Your instructions
Compile every line that includes the word "doméstico".

· · · ·

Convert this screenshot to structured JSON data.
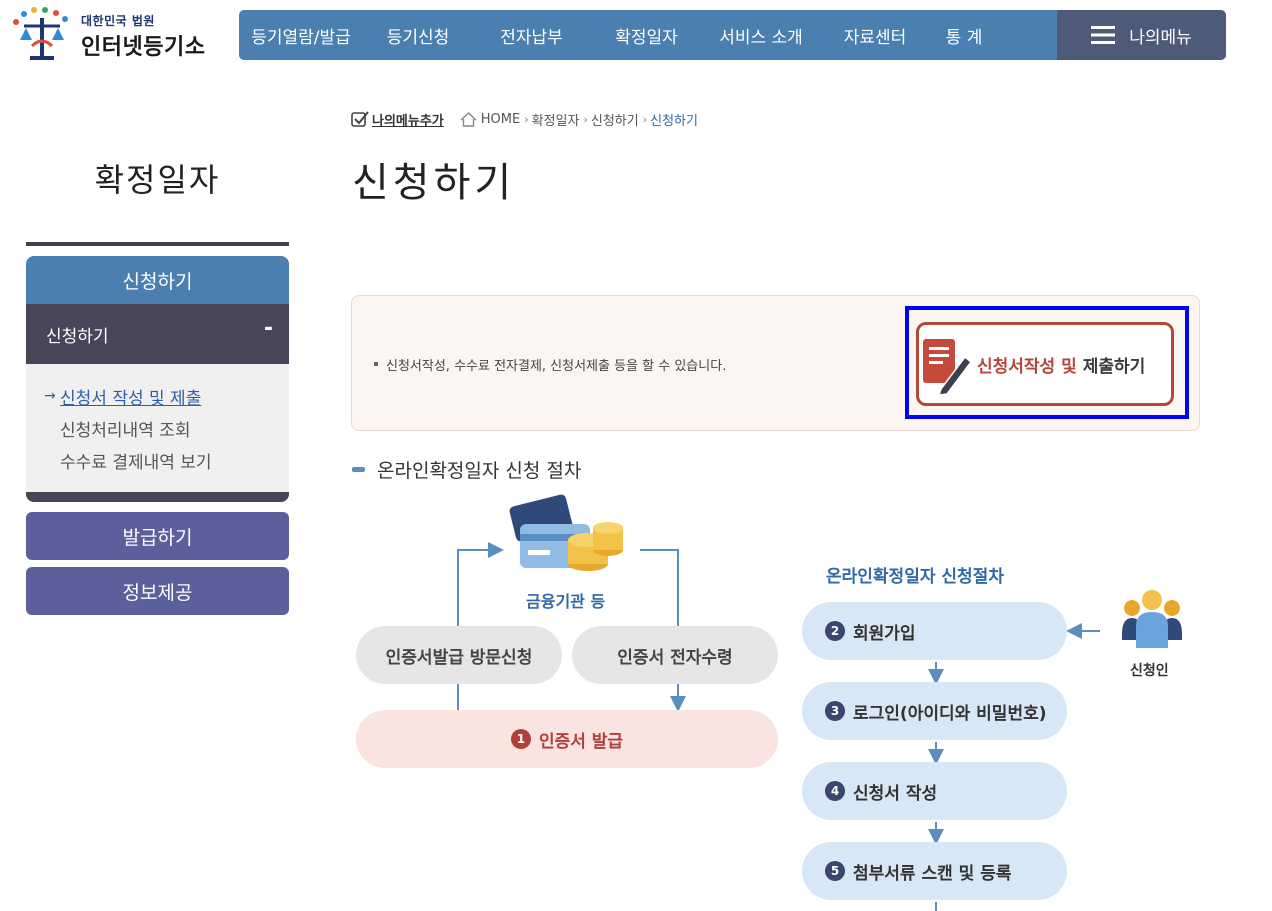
{
  "logo": {
    "line1": "대한민국 법원",
    "line2": "인터넷등기소"
  },
  "gnb": {
    "items": [
      "등기열람/발급",
      "등기신청",
      "전자납부",
      "확정일자",
      "서비스 소개",
      "자료센터",
      "통 계"
    ],
    "my_menu": "나의메뉴"
  },
  "breadcrumb": {
    "add_label": "나의메뉴추가",
    "items": [
      "HOME",
      "확정일자",
      "신청하기",
      "신청하기"
    ]
  },
  "page_title": "신청하기",
  "side_title": "확정일자",
  "lnb": {
    "head": "신청하기",
    "sub": "신청하기",
    "toggle": "-",
    "arrow": "→",
    "items": [
      "신청서 작성 및 제출",
      "신청처리내역 조회",
      "수수료 결제내역 보기"
    ],
    "btn_issue": "발급하기",
    "btn_info": "정보제공"
  },
  "info": {
    "text": "신청서작성, 수수료 전자결제, 신청서제출 등을 할 수 있습니다.",
    "btn_part1": "신청서작성 및",
    "btn_part2": "제출하기"
  },
  "process": {
    "section_title": "온라인확정일자 신청 절차",
    "bank_label": "금융기관 등",
    "visit": "인증서발급 방문신청",
    "electronic": "인증서 전자수령",
    "cert_num": "1",
    "cert": "인증서 발급",
    "right_title": "온라인확정일자 신청절차",
    "applicant": "신청인",
    "steps": [
      {
        "num": "2",
        "label": "회원가입"
      },
      {
        "num": "3",
        "label": "로그인(아이디와 비밀번호)"
      },
      {
        "num": "4",
        "label": "신청서 작성"
      },
      {
        "num": "5",
        "label": "첨부서류 스캔 및 등록"
      }
    ]
  },
  "colors": {
    "nav_blue": "#4a7fb0",
    "nav_dark": "#4d5a78",
    "lnb_purple": "#5b5f9c",
    "accent_red": "#b5433c",
    "highlight_blue": "#0000ff"
  }
}
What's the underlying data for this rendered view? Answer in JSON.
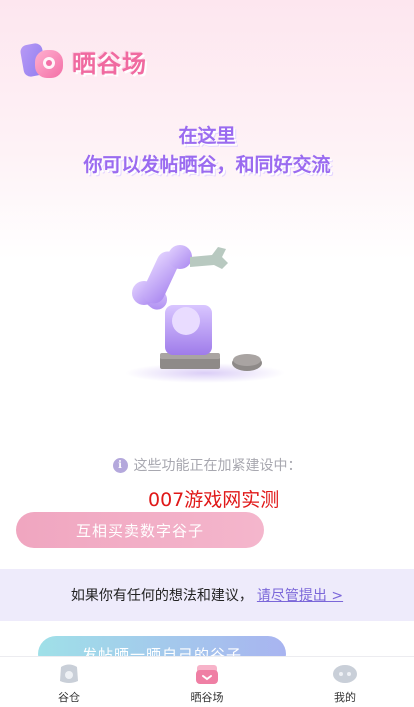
{
  "app": {
    "logo_text": "晒谷场"
  },
  "hero": {
    "line1": "在这里",
    "line2": "你可以发帖晒谷，和同好交流"
  },
  "notice": {
    "icon": "info-icon",
    "icon_glyph": "i",
    "text": "这些功能正在加紧建设中："
  },
  "watermark": "007游戏网实测",
  "features": {
    "trade_label": "互相买卖数字谷子",
    "post_label": "发帖晒一晒自己的谷子"
  },
  "feedback": {
    "text": "如果你有任何的想法和建议，",
    "link": "请尽管提出 >"
  },
  "tabbar": {
    "items": [
      {
        "label": "谷仓",
        "icon": "barn-icon"
      },
      {
        "label": "晒谷场",
        "icon": "threshing-floor-icon"
      },
      {
        "label": "我的",
        "icon": "profile-icon"
      }
    ]
  },
  "colors": {
    "brand_pink": "#f06aa0",
    "brand_purple": "#9a6bf0",
    "watermark_red": "#e01818"
  }
}
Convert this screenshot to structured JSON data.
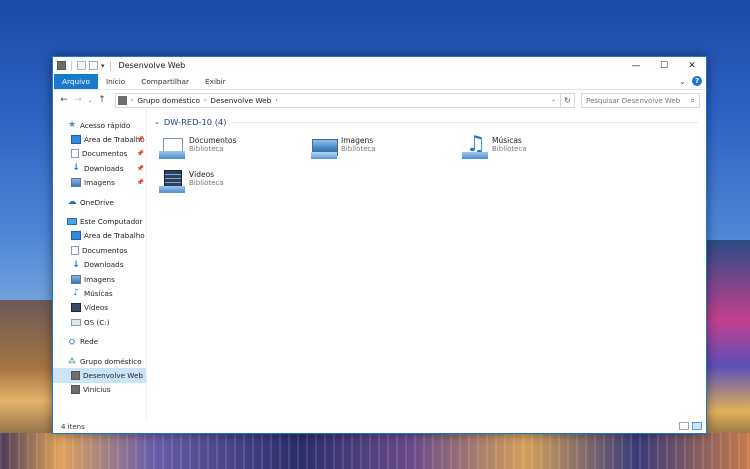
{
  "window": {
    "title": "Desenvolve Web",
    "controls": {
      "minimize": "—",
      "maximize": "☐",
      "close": "✕"
    }
  },
  "ribbon": {
    "tabs": [
      {
        "label": "Arquivo",
        "active": true
      },
      {
        "label": "Início"
      },
      {
        "label": "Compartilhar"
      },
      {
        "label": "Exibir"
      }
    ],
    "help": "?"
  },
  "navigation": {
    "back": "←",
    "forward": "→",
    "recent": "⌄",
    "up": "↑",
    "breadcrumb": [
      "Grupo doméstico",
      "Desenvolve Web"
    ],
    "refresh": "↻",
    "search_placeholder": "Pesquisar Desenvolve Web"
  },
  "sidebar": {
    "quick_access": {
      "label": "Acesso rápido",
      "items": [
        {
          "label": "Área de Trabalho",
          "icon": "desktop-icon",
          "pinned": true
        },
        {
          "label": "Documentos",
          "icon": "documents-icon",
          "pinned": true
        },
        {
          "label": "Downloads",
          "icon": "downloads-icon",
          "pinned": true
        },
        {
          "label": "Imagens",
          "icon": "pictures-icon",
          "pinned": true
        }
      ]
    },
    "onedrive": {
      "label": "OneDrive"
    },
    "this_pc": {
      "label": "Este Computador",
      "items": [
        {
          "label": "Área de Trabalho",
          "icon": "desktop-icon"
        },
        {
          "label": "Documentos",
          "icon": "documents-icon"
        },
        {
          "label": "Downloads",
          "icon": "downloads-icon"
        },
        {
          "label": "Imagens",
          "icon": "pictures-icon"
        },
        {
          "label": "Músicas",
          "icon": "music-icon"
        },
        {
          "label": "Vídeos",
          "icon": "videos-icon"
        },
        {
          "label": "OS (C:)",
          "icon": "drive-icon"
        }
      ]
    },
    "network": {
      "label": "Rede"
    },
    "homegroup": {
      "label": "Grupo doméstico",
      "items": [
        {
          "label": "Desenvolve Web",
          "selected": true
        },
        {
          "label": "Vinicius"
        }
      ]
    }
  },
  "content": {
    "group_header": "DW-RED-10 (4)",
    "libraries": [
      {
        "name": "Documentos",
        "type": "Biblioteca",
        "icon": "documents-library-icon"
      },
      {
        "name": "Imagens",
        "type": "Biblioteca",
        "icon": "pictures-library-icon"
      },
      {
        "name": "Músicas",
        "type": "Biblioteca",
        "icon": "music-library-icon"
      },
      {
        "name": "Vídeos",
        "type": "Biblioteca",
        "icon": "videos-library-icon"
      }
    ]
  },
  "status": {
    "item_count": "4 itens"
  },
  "colors": {
    "accent": "#1979ca",
    "selection": "#cce4f7",
    "group_header": "#1e3f8a"
  }
}
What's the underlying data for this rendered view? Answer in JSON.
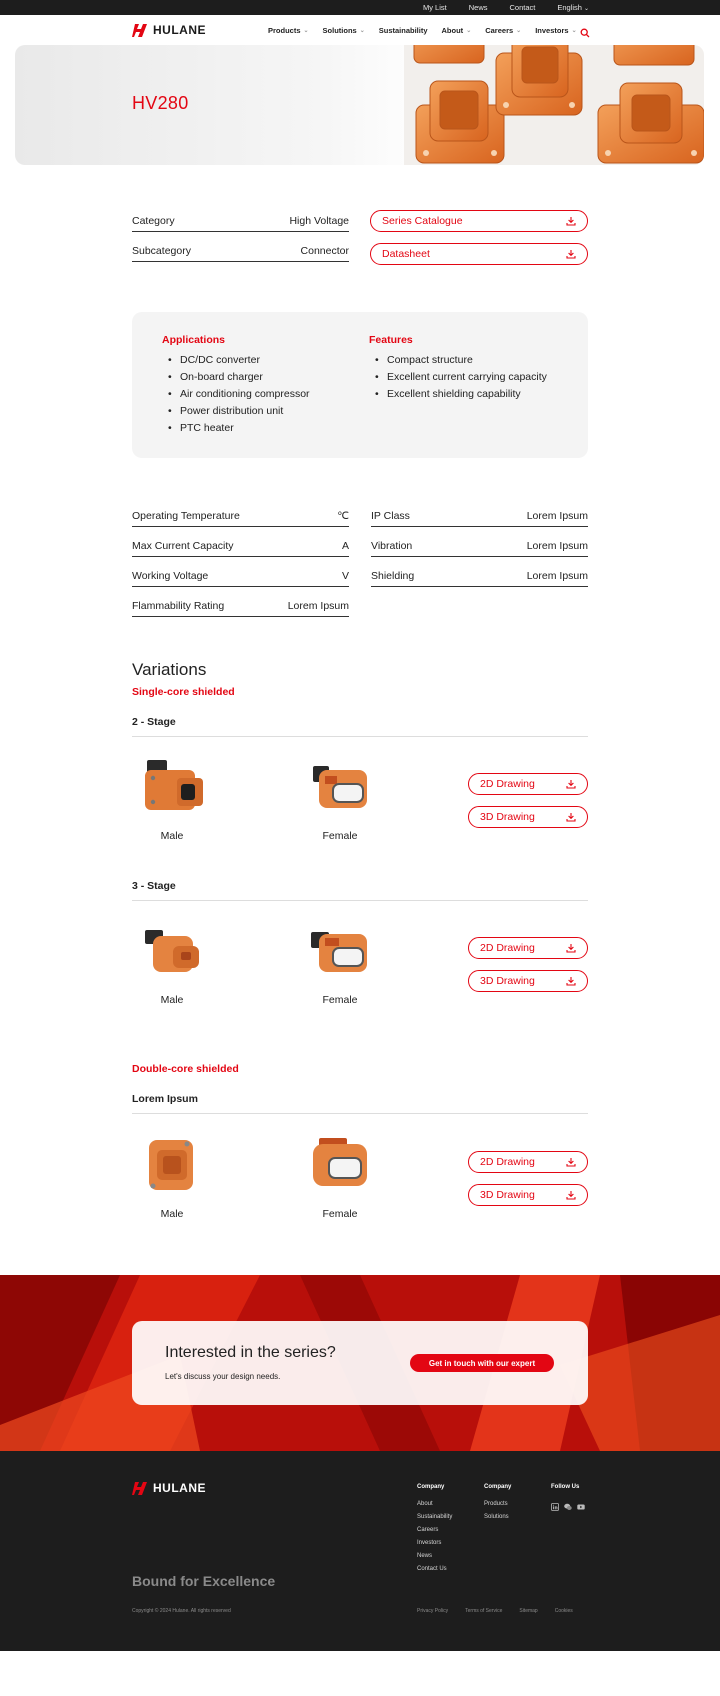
{
  "colors": {
    "accent": "#e30613",
    "dark": "#1d1d1d",
    "panel": "#f4f4f4"
  },
  "topbar": {
    "links": [
      "My List",
      "News",
      "Contact"
    ],
    "language": "English"
  },
  "nav": {
    "logo": "HULANE",
    "items": [
      {
        "label": "Products",
        "dropdown": true
      },
      {
        "label": "Solutions",
        "dropdown": true
      },
      {
        "label": "Sustainability",
        "dropdown": false
      },
      {
        "label": "About",
        "dropdown": true
      },
      {
        "label": "Careers",
        "dropdown": true
      },
      {
        "label": "Investors",
        "dropdown": true
      }
    ]
  },
  "hero": {
    "title": "HV280"
  },
  "overview": {
    "category_label": "Category",
    "category_value": "High Voltage",
    "subcategory_label": "Subcategory",
    "subcategory_value": "Connector",
    "catalogue_label": "Series Catalogue",
    "datasheet_label": "Datasheet"
  },
  "applications": {
    "title": "Applications",
    "items": [
      "DC/DC converter",
      "On-board charger",
      "Air conditioning compressor",
      "Power distribution unit",
      "PTC heater"
    ]
  },
  "features": {
    "title": "Features",
    "items": [
      "Compact structure",
      "Excellent current carrying capacity",
      "Excellent shielding capability"
    ]
  },
  "specs": [
    {
      "label": "Operating Temperature",
      "value": "℃"
    },
    {
      "label": "Max Current Capacity",
      "value": "A"
    },
    {
      "label": "Working Voltage",
      "value": "V"
    },
    {
      "label": "Flammability Rating",
      "value": "Lorem Ipsum"
    },
    {
      "label": "IP Class",
      "value": "Lorem Ipsum"
    },
    {
      "label": "Vibration",
      "value": "Lorem Ipsum"
    },
    {
      "label": "Shielding",
      "value": "Lorem Ipsum"
    }
  ],
  "variations": {
    "title": "Variations",
    "groups": [
      {
        "name": "Single-core shielded",
        "stages": [
          {
            "name": "2 - Stage",
            "male": "Male",
            "female": "Female",
            "d2": "2D Drawing",
            "d3": "3D Drawing"
          },
          {
            "name": "3 - Stage",
            "male": "Male",
            "female": "Female",
            "d2": "2D Drawing",
            "d3": "3D Drawing"
          }
        ]
      },
      {
        "name": "Double-core shielded",
        "stages": [
          {
            "name": "Lorem Ipsum",
            "male": "Male",
            "female": "Female",
            "d2": "2D Drawing",
            "d3": "3D Drawing"
          }
        ]
      }
    ]
  },
  "cta": {
    "heading": "Interested in the series?",
    "text": "Let's discuss your design needs.",
    "button": "Get in touch with our expert"
  },
  "footer": {
    "logo": "HULANE",
    "col1": {
      "title": "Company",
      "links": [
        "About",
        "Sustainability",
        "Careers",
        "Investors",
        "News",
        "Contact Us"
      ]
    },
    "col2": {
      "title": "Company",
      "links": [
        "Products",
        "Solutions"
      ]
    },
    "col3": {
      "title": "Follow Us",
      "icons": [
        "linkedin-icon",
        "wechat-icon",
        "youtube-icon"
      ]
    },
    "tagline": "Bound for Excellence",
    "copyright": "Copyright © 2024 Hulane. All rights reserved",
    "legal": [
      "Privacy Policy",
      "Terms of Service",
      "Sitemap",
      "Cookies"
    ]
  }
}
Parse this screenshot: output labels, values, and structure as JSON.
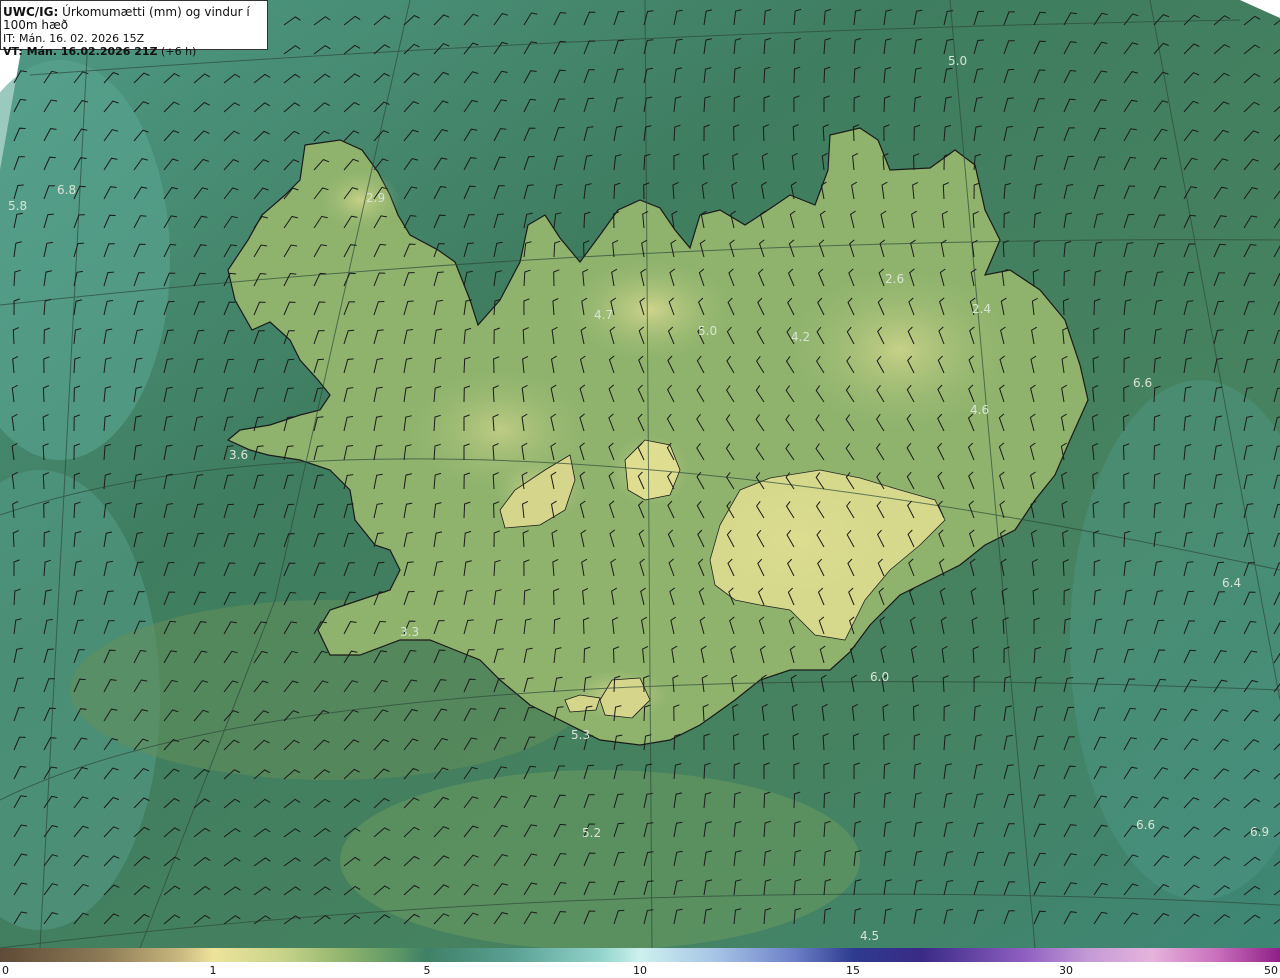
{
  "header": {
    "line1_bold": "UWC/IG:",
    "line1_rest": " Úrkomumætti (mm) og vindur í 100m hæð",
    "line2": "IT: Mán. 16. 02. 2026 15Z",
    "line3_bold": "VT: Mán. 16.02.2026 21Z",
    "line3_rest": " (+6 h)"
  },
  "map_labels": {
    "l0": "5.0",
    "l1": "6.8",
    "l2": "5.8",
    "l3": "2.9",
    "l4": "2.6",
    "l5": "2.4",
    "l6": "4.7",
    "l7": "5.0",
    "l8": "4.2",
    "l9": "6.6",
    "l10": "4.6",
    "l11": "3.6",
    "l12": "6.4",
    "l13": "3.3",
    "l14": "6.0",
    "l15": "5.3",
    "l16": "5.2",
    "l17": "6.6",
    "l18": "6.9",
    "l19": "4.5"
  },
  "colorbar": {
    "t0": "0",
    "t1": "1",
    "t2": "5",
    "t3": "10",
    "t4": "15",
    "t5": "30",
    "t6": "50"
  },
  "colors": {
    "sea": "#3f7e63",
    "land": "#8fb36d",
    "highland": "#d8d98d",
    "coastline": "#1a1a1a",
    "label": "#d9e4d6"
  }
}
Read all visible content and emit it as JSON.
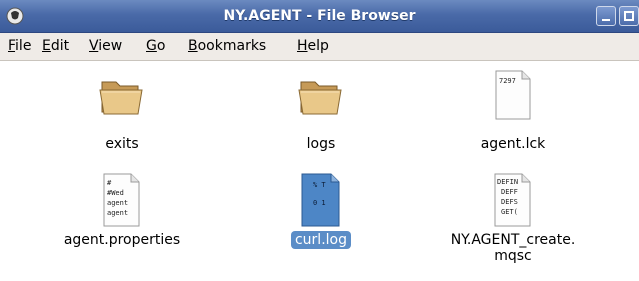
{
  "window": {
    "title": "NY.AGENT - File Browser",
    "icons": {
      "app": "app-icon",
      "minimize": "minimize-icon",
      "maximize": "maximize-icon",
      "close": "close-icon"
    }
  },
  "menu": {
    "items": [
      {
        "mnemonic": "F",
        "rest": "ile"
      },
      {
        "mnemonic": "E",
        "rest": "dit"
      },
      {
        "mnemonic": "V",
        "rest": "iew"
      },
      {
        "mnemonic": "G",
        "rest": "o"
      },
      {
        "mnemonic": "B",
        "rest": "ookmarks"
      },
      {
        "mnemonic": "H",
        "rest": "elp"
      }
    ]
  },
  "files": [
    {
      "name": "exits",
      "icon": "folder-icon",
      "selected": false
    },
    {
      "name": "logs",
      "icon": "folder-icon",
      "selected": false
    },
    {
      "name": "agent.lck",
      "icon": "text-file-icon",
      "preview": [
        "7297"
      ],
      "selected": false
    },
    {
      "name": "agent.properties",
      "icon": "text-file-icon",
      "preview": [
        "#",
        "#Wed",
        "agent",
        "agent"
      ],
      "selected": false
    },
    {
      "name": "curl.log",
      "icon": "log-file-icon",
      "preview": [
        "% T",
        "0 1"
      ],
      "selected": true
    },
    {
      "name_line1": "NY.AGENT_create.",
      "name_line2": "mqsc",
      "icon": "text-file-icon",
      "preview": [
        "DEFIN",
        "DEFF",
        "DEFS",
        "GET("
      ],
      "selected": false
    }
  ],
  "colors": {
    "selection": "#5b8dc7",
    "titlebar": "#4a6aa8",
    "menubar": "#efebe7"
  }
}
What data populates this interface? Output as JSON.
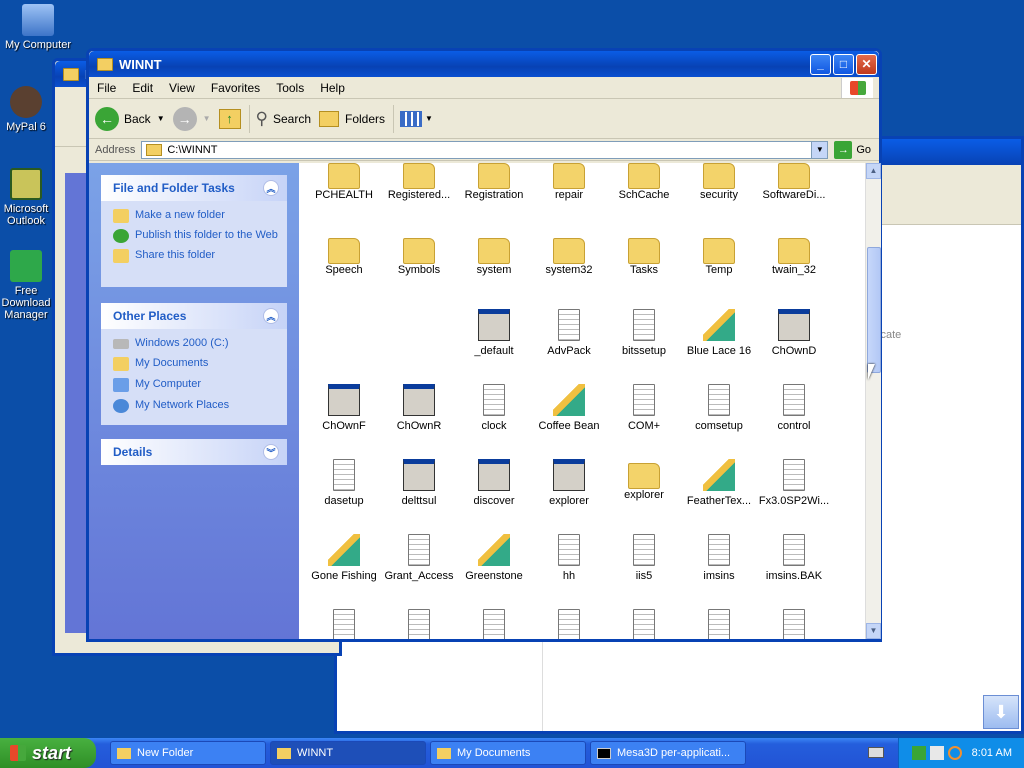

· · · ·

Exercise output
      "Grupo doméstico",
      "label": "Grupo doméstico",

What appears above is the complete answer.